> _Do this_
Show every line in the records below that contains the word "jest".

______________________________

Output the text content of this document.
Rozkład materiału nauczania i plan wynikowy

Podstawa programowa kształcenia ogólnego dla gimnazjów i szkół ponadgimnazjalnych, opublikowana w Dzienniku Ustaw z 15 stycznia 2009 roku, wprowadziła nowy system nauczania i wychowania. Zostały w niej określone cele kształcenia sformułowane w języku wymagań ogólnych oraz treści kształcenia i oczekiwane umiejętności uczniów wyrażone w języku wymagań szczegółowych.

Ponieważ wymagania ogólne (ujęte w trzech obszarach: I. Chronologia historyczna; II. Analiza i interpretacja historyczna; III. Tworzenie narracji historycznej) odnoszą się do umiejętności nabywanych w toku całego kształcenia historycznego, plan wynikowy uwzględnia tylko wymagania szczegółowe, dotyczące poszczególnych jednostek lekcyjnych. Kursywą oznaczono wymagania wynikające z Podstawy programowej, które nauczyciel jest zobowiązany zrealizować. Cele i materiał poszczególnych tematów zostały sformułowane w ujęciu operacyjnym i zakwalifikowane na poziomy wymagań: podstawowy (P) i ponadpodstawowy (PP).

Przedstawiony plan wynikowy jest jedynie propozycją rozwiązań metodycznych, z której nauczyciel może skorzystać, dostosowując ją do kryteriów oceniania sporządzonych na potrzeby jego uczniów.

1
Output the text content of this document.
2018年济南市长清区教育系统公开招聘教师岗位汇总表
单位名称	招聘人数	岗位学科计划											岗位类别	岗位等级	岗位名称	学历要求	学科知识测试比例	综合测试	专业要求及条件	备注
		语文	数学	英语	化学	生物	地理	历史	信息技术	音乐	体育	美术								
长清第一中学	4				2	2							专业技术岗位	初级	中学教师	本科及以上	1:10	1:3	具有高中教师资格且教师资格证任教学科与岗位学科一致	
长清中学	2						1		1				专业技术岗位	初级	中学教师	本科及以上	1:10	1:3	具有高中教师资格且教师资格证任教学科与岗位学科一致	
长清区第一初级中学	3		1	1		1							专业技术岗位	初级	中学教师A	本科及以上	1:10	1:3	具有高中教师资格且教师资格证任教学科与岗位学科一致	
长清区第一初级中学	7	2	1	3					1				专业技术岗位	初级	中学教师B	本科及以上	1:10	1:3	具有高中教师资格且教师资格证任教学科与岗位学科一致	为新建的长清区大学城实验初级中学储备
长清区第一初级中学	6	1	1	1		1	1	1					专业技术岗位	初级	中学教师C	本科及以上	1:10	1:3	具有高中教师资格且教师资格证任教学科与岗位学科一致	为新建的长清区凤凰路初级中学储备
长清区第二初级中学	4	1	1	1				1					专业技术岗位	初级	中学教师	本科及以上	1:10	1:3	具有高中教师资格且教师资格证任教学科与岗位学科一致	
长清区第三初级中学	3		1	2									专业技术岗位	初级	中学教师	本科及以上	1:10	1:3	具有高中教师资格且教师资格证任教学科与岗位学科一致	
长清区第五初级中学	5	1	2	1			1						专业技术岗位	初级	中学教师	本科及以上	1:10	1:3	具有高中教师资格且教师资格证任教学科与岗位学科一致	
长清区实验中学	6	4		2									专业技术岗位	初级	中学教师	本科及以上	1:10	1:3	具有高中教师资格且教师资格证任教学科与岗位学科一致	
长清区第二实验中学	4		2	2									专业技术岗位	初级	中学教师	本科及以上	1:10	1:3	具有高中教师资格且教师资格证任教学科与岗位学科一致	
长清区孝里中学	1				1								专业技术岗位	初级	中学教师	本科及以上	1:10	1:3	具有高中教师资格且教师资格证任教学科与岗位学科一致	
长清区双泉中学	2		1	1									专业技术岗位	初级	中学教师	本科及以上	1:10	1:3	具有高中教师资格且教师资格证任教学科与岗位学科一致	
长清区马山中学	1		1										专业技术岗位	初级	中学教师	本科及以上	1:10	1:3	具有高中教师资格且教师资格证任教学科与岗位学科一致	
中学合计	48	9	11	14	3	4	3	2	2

______________________________

> _Solution for this exercise_
Ponieważ wymagania ogólne (ujęte w trzech obszarach: I. Chronologia historyczna; II. Analiza i interpretacja historyczna; III. Tworzenie narracji historycznej) odnoszą się do umiejętności nabywanych w toku całego kształcenia historycznego, plan wynikowy uwzględnia tylko wymagania szczegółowe, dotyczące poszczególnych jednostek lekcyjnych. Kursywą oznaczono wymagania wynikające z Podstawy programowej, które nauczyciel jest zobowiązany zrealizować. Cele i materiał poszczególnych tematów zostały sformułowane w ujęciu operacyjnym i zakwalifikowane na poziomy wymagań: podstawowy (P) i ponadpodstawowy (PP).
Przedstawiony plan wynikowy jest jedynie propozycją rozwiązań metodycznych, z której nauczyciel może skorzystać, dostosowując ją do kryteriów oceniania sporządzonych na potrzeby jego uczniów.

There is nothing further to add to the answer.